▶ **Challenge**: Find and copy each line of the records where the string "JSON" shows up.
== Dataset records
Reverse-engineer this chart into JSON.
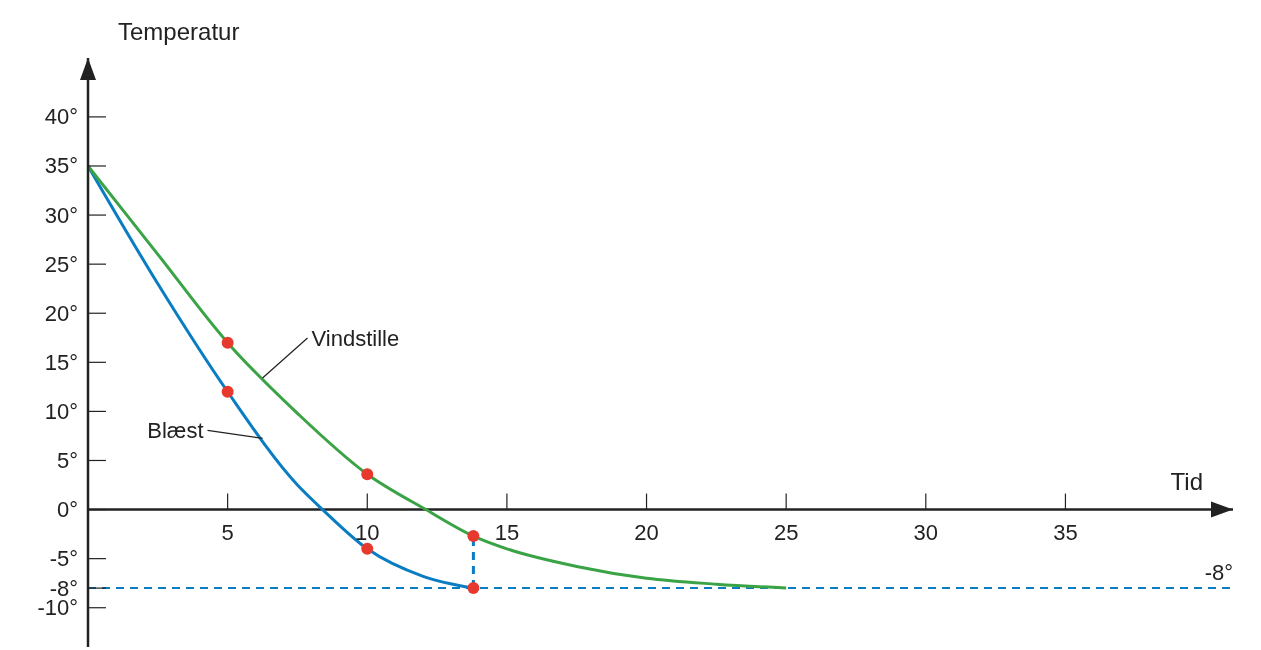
{
  "chart_data": {
    "type": "line",
    "xlabel": "Tid",
    "ylabel": "Temperatur",
    "xlim": [
      0,
      41
    ],
    "ylim": [
      -14,
      46
    ],
    "xticks": [
      5,
      10,
      15,
      20,
      25,
      30,
      35
    ],
    "yticks": [
      {
        "value": 40,
        "label": "40°"
      },
      {
        "value": 35,
        "label": "35°"
      },
      {
        "value": 30,
        "label": "30°"
      },
      {
        "value": 25,
        "label": "25°"
      },
      {
        "value": 20,
        "label": "20°"
      },
      {
        "value": 15,
        "label": "15°"
      },
      {
        "value": 10,
        "label": "10°"
      },
      {
        "value": 5,
        "label": "5°"
      },
      {
        "value": 0,
        "label": "0°"
      },
      {
        "value": -5,
        "label": "-5°"
      },
      {
        "value": -8,
        "label": "-8°"
      },
      {
        "value": -10,
        "label": "-10°"
      }
    ],
    "series": [
      {
        "name": "Blæst",
        "color": "#0a7dc2",
        "x": [
          0,
          2.5,
          5,
          7.5,
          8.4,
          10,
          12,
          13.8
        ],
        "values": [
          35,
          23,
          12,
          2.5,
          0,
          -4,
          -6.8,
          -8
        ]
      },
      {
        "name": "Vindstille",
        "color": "#3aa345",
        "x": [
          0,
          2.5,
          5,
          7.5,
          10,
          12.1,
          13.8,
          15,
          17.5,
          20,
          22.5,
          25
        ],
        "values": [
          35,
          26,
          17,
          9.8,
          3.6,
          0,
          -2.7,
          -4,
          -5.8,
          -7,
          -7.6,
          -8
        ]
      },
      {
        "type": "line",
        "line_style": "dashed",
        "color": "#0a7dc2",
        "x": [
          13.8,
          13.8
        ],
        "values": [
          -8,
          -2.7
        ]
      },
      {
        "type": "scatter",
        "marker": "circle",
        "color": "#e8392f",
        "x": [
          5,
          5,
          10,
          10,
          13.8,
          13.8
        ],
        "values": [
          17,
          12,
          3.6,
          -4,
          -2.7,
          -8
        ]
      }
    ],
    "ref_lines": [
      {
        "axis": "y",
        "value": -8,
        "label": "-8°",
        "color": "#0a7dc2",
        "line_style": "dashed"
      }
    ],
    "tick_labels": true
  }
}
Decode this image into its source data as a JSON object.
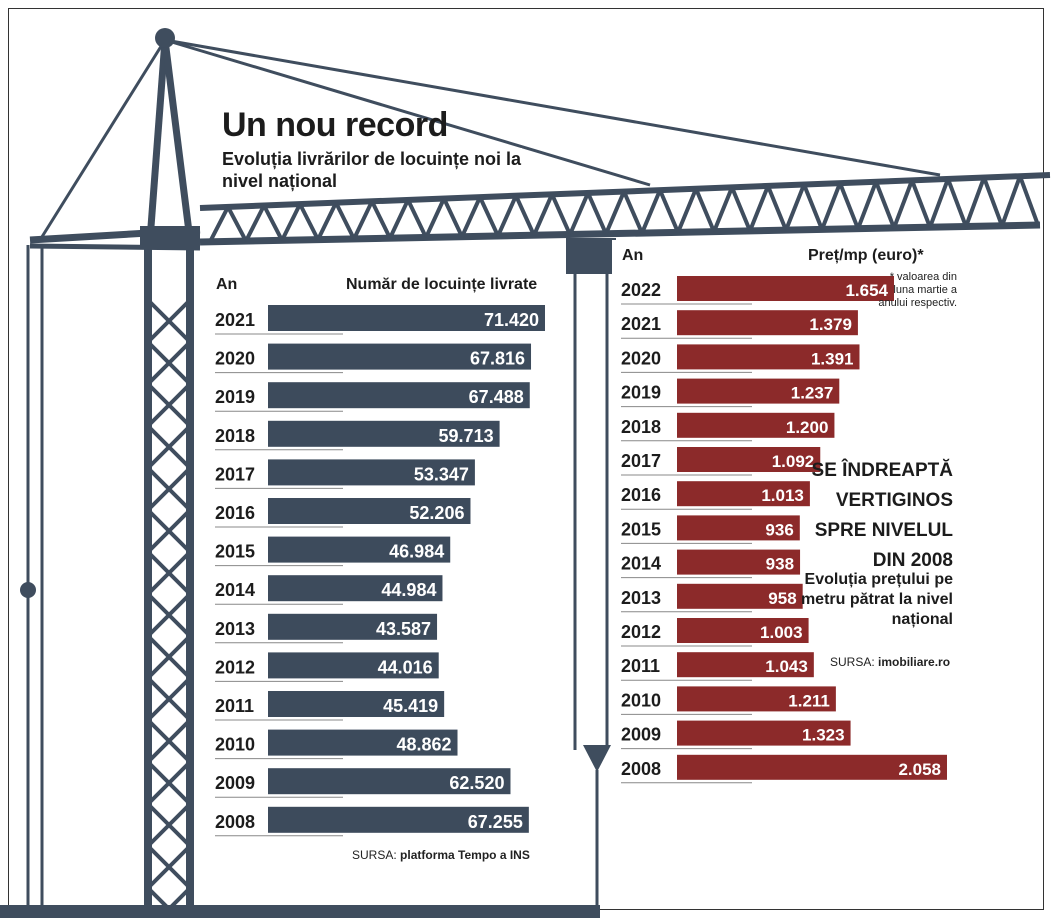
{
  "title": "Un nou record",
  "subtitle": "Evoluția livrărilor de locuințe noi la nivel național",
  "colors": {
    "left_bar": "#3d4b5c",
    "right_bar": "#8c2a2a",
    "crane": "#3f4d5e",
    "text": "#1c1c1c"
  },
  "chart_data": [
    {
      "type": "bar",
      "orientation": "horizontal",
      "col_header_year": "An",
      "col_header_value": "Număr de locuințe livrate",
      "categories": [
        "2021",
        "2020",
        "2019",
        "2018",
        "2017",
        "2016",
        "2015",
        "2014",
        "2013",
        "2012",
        "2011",
        "2010",
        "2009",
        "2008"
      ],
      "values": [
        71420,
        67816,
        67488,
        59713,
        53347,
        52206,
        46984,
        44984,
        43587,
        44016,
        45419,
        48862,
        62520,
        67255
      ],
      "value_labels": [
        "71.420",
        "67.816",
        "67.488",
        "59.713",
        "53.347",
        "52.206",
        "46.984",
        "44.984",
        "43.587",
        "44.016",
        "45.419",
        "48.862",
        "62.520",
        "67.255"
      ],
      "source_label": "SURSA:",
      "source_name": "platforma Tempo a INS"
    },
    {
      "type": "bar",
      "orientation": "horizontal",
      "col_header_year": "An",
      "col_header_value": "Preț/mp (euro)*",
      "categories": [
        "2022",
        "2021",
        "2020",
        "2019",
        "2018",
        "2017",
        "2016",
        "2015",
        "2014",
        "2013",
        "2012",
        "2011",
        "2010",
        "2009",
        "2008"
      ],
      "values": [
        1654,
        1379,
        1391,
        1237,
        1200,
        1092,
        1013,
        936,
        938,
        958,
        1003,
        1043,
        1211,
        1323,
        2058
      ],
      "value_labels": [
        "1.654",
        "1.379",
        "1.391",
        "1.237",
        "1.200",
        "1.092",
        "1.013",
        "936",
        "938",
        "958",
        "1.003",
        "1.043",
        "1.211",
        "1.323",
        "2.058"
      ],
      "note": "* valoarea din luna martie a anului respectiv.",
      "headline": "SE ÎNDREAPTĂ VERTIGINOS SPRE NIVELUL DIN 2008",
      "subheadline": "Evoluția prețului pe metru pătrat la nivel național",
      "source_label": "SURSA:",
      "source_name": "imobiliare.ro"
    }
  ]
}
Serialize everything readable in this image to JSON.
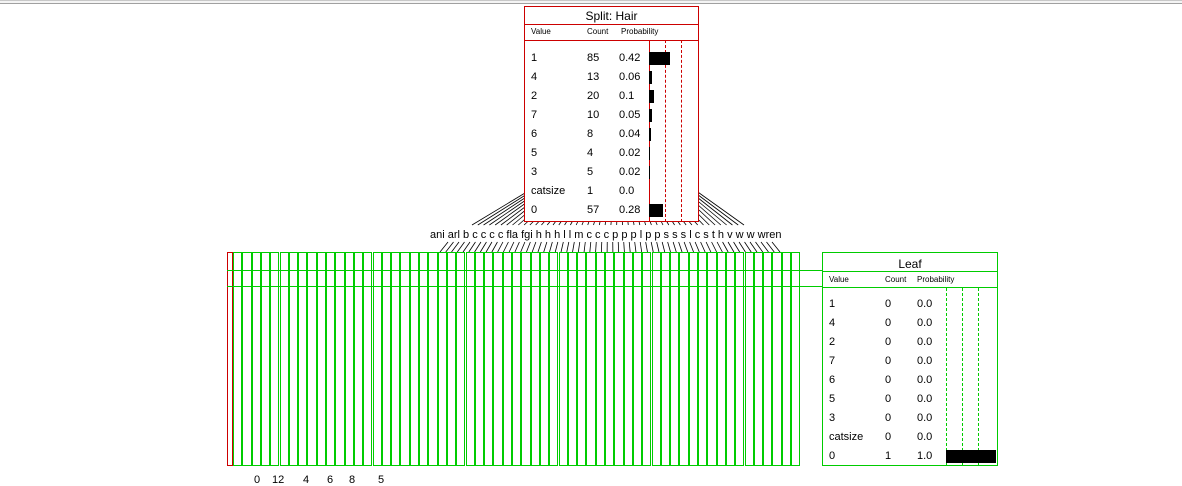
{
  "colors": {
    "split_border": "#cc0000",
    "leaf_border": "#00cc00",
    "bar": "#000000",
    "edge": "#000000"
  },
  "split_node": {
    "title": "Split: Hair",
    "headers": {
      "value": "Value",
      "count": "Count",
      "probability": "Probability"
    },
    "rows": [
      {
        "value": "1",
        "count": "85",
        "probability": "0.42",
        "p": 0.42
      },
      {
        "value": "4",
        "count": "13",
        "probability": "0.06",
        "p": 0.06
      },
      {
        "value": "2",
        "count": "20",
        "probability": "0.1",
        "p": 0.1
      },
      {
        "value": "7",
        "count": "10",
        "probability": "0.05",
        "p": 0.05
      },
      {
        "value": "6",
        "count": "8",
        "probability": "0.04",
        "p": 0.04
      },
      {
        "value": "5",
        "count": "4",
        "probability": "0.02",
        "p": 0.02
      },
      {
        "value": "3",
        "count": "5",
        "probability": "0.02",
        "p": 0.02
      },
      {
        "value": "catsize",
        "count": "1",
        "probability": "0.0",
        "p": 0.0
      },
      {
        "value": "0",
        "count": "57",
        "probability": "0.28",
        "p": 0.28
      }
    ]
  },
  "leaf_node": {
    "title": "Leaf",
    "headers": {
      "value": "Value",
      "count": "Count",
      "probability": "Probability"
    },
    "rows": [
      {
        "value": "1",
        "count": "0",
        "probability": "0.0",
        "p": 0.0
      },
      {
        "value": "4",
        "count": "0",
        "probability": "0.0",
        "p": 0.0
      },
      {
        "value": "2",
        "count": "0",
        "probability": "0.0",
        "p": 0.0
      },
      {
        "value": "7",
        "count": "0",
        "probability": "0.0",
        "p": 0.0
      },
      {
        "value": "6",
        "count": "0",
        "probability": "0.0",
        "p": 0.0
      },
      {
        "value": "5",
        "count": "0",
        "probability": "0.0",
        "p": 0.0
      },
      {
        "value": "3",
        "count": "0",
        "probability": "0.0",
        "p": 0.0
      },
      {
        "value": "catsize",
        "count": "0",
        "probability": "0.0",
        "p": 0.0
      },
      {
        "value": "0",
        "count": "1",
        "probability": "1.0",
        "p": 1.0
      }
    ]
  },
  "child_labels_text": "ani arl b c c c c fla fgi h h h l l m c c c p p p l p p s s s l c s t h v w w wren",
  "child_labels": [
    "ani",
    "arl",
    "b",
    "c",
    "c",
    "c",
    "c",
    "fla",
    "fgi",
    "h",
    "h",
    "h",
    "l",
    "l",
    "m",
    "c",
    "c",
    "c",
    "p",
    "p",
    "p",
    "l",
    "p",
    "p",
    "s",
    "s",
    "s",
    "l",
    "c",
    "s",
    "t",
    "h",
    "v",
    "w",
    "w",
    "wren"
  ],
  "leaf_count": 62,
  "bottom_labels": [
    "0",
    "12",
    "4",
    "6",
    "8",
    "5"
  ]
}
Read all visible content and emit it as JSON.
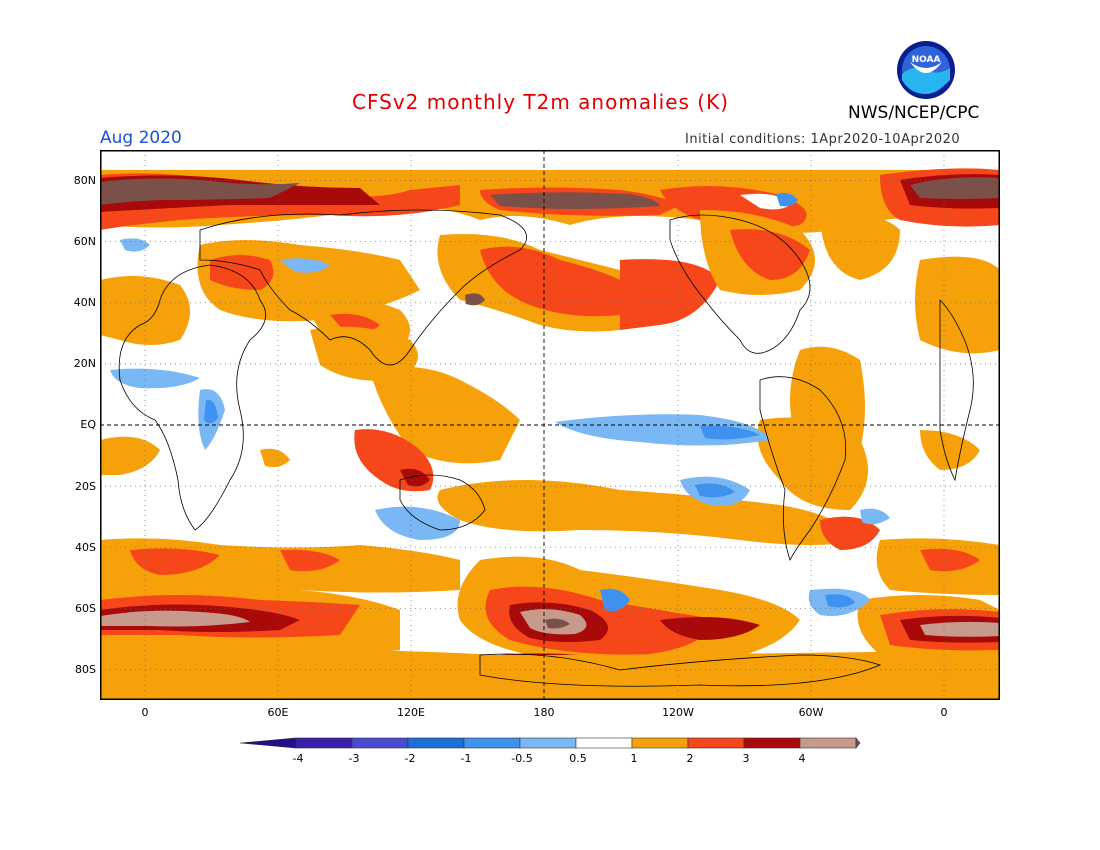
{
  "header": {
    "title": "CFSv2 monthly T2m anomalies (K)",
    "organization": "NWS/NCEP/CPC",
    "month": "Aug 2020",
    "initial_conditions": "Initial conditions: 1Apr2020-10Apr2020",
    "logo_text": "NOAA"
  },
  "axes": {
    "lat_labels": [
      "80N",
      "60N",
      "40N",
      "20N",
      "EQ",
      "20S",
      "40S",
      "60S",
      "80S"
    ],
    "lon_labels": [
      "0",
      "60E",
      "120E",
      "180",
      "120W",
      "60W",
      "0"
    ]
  },
  "legend": {
    "labels": [
      "-4",
      "-3",
      "-2",
      "-1",
      "-0.5",
      "0.5",
      "1",
      "2",
      "3",
      "4"
    ],
    "colors": [
      "#3a1fa8",
      "#4a4ad0",
      "#1f6fd8",
      "#3f92ef",
      "#7ab8f5",
      "#ffffff",
      "#f7a10a",
      "#f6471a",
      "#a80a0a",
      "#c89a8c",
      "#7a5048",
      "#20108a"
    ]
  },
  "palette": {
    "warm1": "#f7a10a",
    "warm2": "#f6471a",
    "warm3": "#a80a0a",
    "warm4": "#c89a8c",
    "warm5": "#7a5048",
    "cool1": "#7ab8f5",
    "cool2": "#3f92ef",
    "cool3": "#1f6fd8"
  }
}
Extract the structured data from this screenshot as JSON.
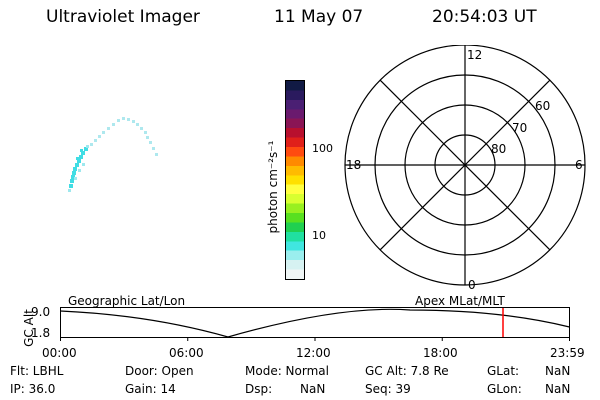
{
  "header": {
    "instrument": "Ultraviolet Imager",
    "date": "11 May 07",
    "time": "20:54:03 UT"
  },
  "colorbar": {
    "unit_label": "photon cm⁻²s⁻¹",
    "tick_labels": [
      "100",
      "10"
    ],
    "colors": [
      "#111a44",
      "#2a1a5e",
      "#4a1f73",
      "#6a1a6e",
      "#8a1555",
      "#b8102e",
      "#e0201a",
      "#ff4b10",
      "#ff8a00",
      "#ffbb00",
      "#ffe000",
      "#ffff40",
      "#d8ff30",
      "#98f020",
      "#58e020",
      "#20d050",
      "#20e0a0",
      "#40e6e0",
      "#9aeeee",
      "#d6f2f2",
      "#f0f6f6"
    ]
  },
  "polar": {
    "mlt_labels": {
      "top": "12",
      "left": "18",
      "right": "6",
      "bottom": "0"
    },
    "lat_labels": [
      "60",
      "70",
      "80"
    ]
  },
  "track": {
    "y_label": "GC Alt",
    "y_ticks": [
      "9.0",
      "1.8"
    ],
    "left_title": "Geographic Lat/Lon",
    "right_title": "Apex MLat/MLT",
    "time_ticks": [
      "00:00",
      "06:00",
      "12:00",
      "18:00",
      "23:59"
    ],
    "marker_color": "#ff0000"
  },
  "info": {
    "row1": [
      "Flt: LBHL",
      "Door: Open",
      "Mode: Normal",
      "GC Alt: 7.8 Re",
      "GLat:",
      "NaN"
    ],
    "row2": [
      "IP: 36.0",
      "Gain: 14",
      "Dsp:",
      "NaN",
      "Seq: 39",
      "GLon:",
      "NaN"
    ]
  }
}
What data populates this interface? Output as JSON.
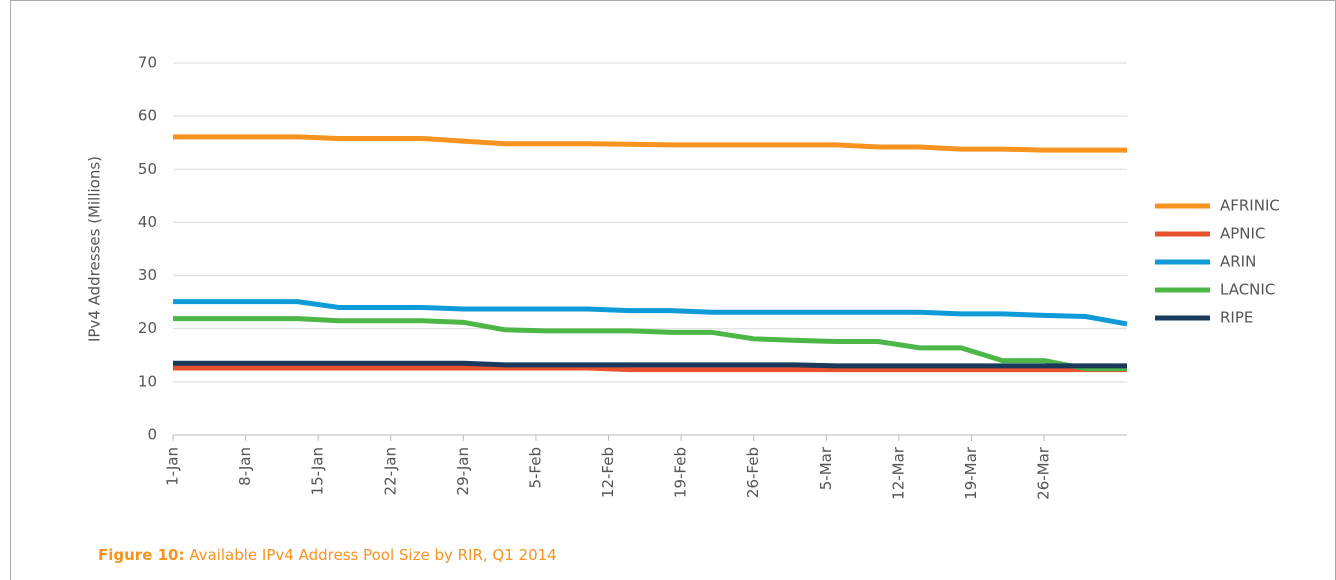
====
▶ **Expected answer**:
Reverse-engineer this chart into JSON.
Decode this image into its source data as a JSON object.
Serialize everything readable in this image to JSON.
Read all visible content and emit it as JSON.
Extract the structured data from this screenshot as JSON.
What data populates this interface? Output as JSON.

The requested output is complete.